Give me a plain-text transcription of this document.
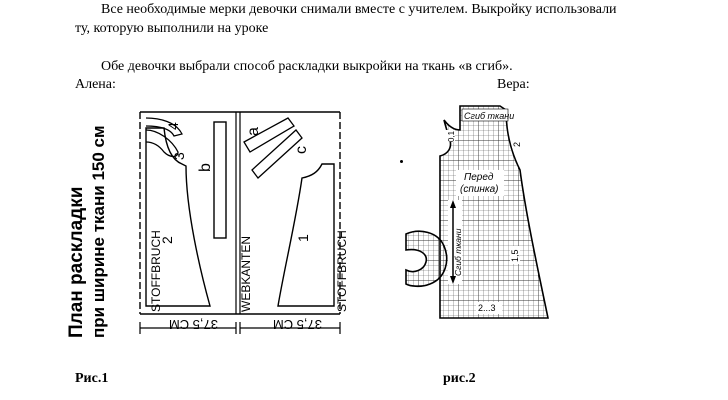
Все необходимые мерки девочки снимали вместе с учителем. Выкройку использовали
ту, которую выполнили на уроке
Обе девочки выбрали способ раскладки выкройки на ткань «в сгиб».
Алена:	Вера:
План раскладки при ширине ткани 150 см	1
2
3
4
a
b
c
STOFFBRUCH	WEBKANTEN	STOFFBRUCH
37,5 CM	37,5 CM
Сгиб ткани
Перед
(спинка)
Сгиб ткани
0,1
2
1,5
2...3
Рис.1	рис.2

*What is asked*. The records above are to be restated exactly, without their pictures.

*Task result*.
Give me a plain-text transcription of this document.
Все необходимые мерки девочки снимали вместе с учителем. Выкройку использовали
ту, которую выполнили на уроке
Обе девочки выбрали способ раскладки выкройки на ткань «в сгиб».
Алена:	Вера:
План раскладки при ширине ткани 150 см	1
2
3
4
a
b
c
STOFFBRUCH	WEBKANTEN	STOFFBRUCH
37,5 CM	37,5 CM
Сгиб ткани
Перед
(спинка)
Сгиб ткани
0,1
2
1,5
2...3
Рис.1	рис.2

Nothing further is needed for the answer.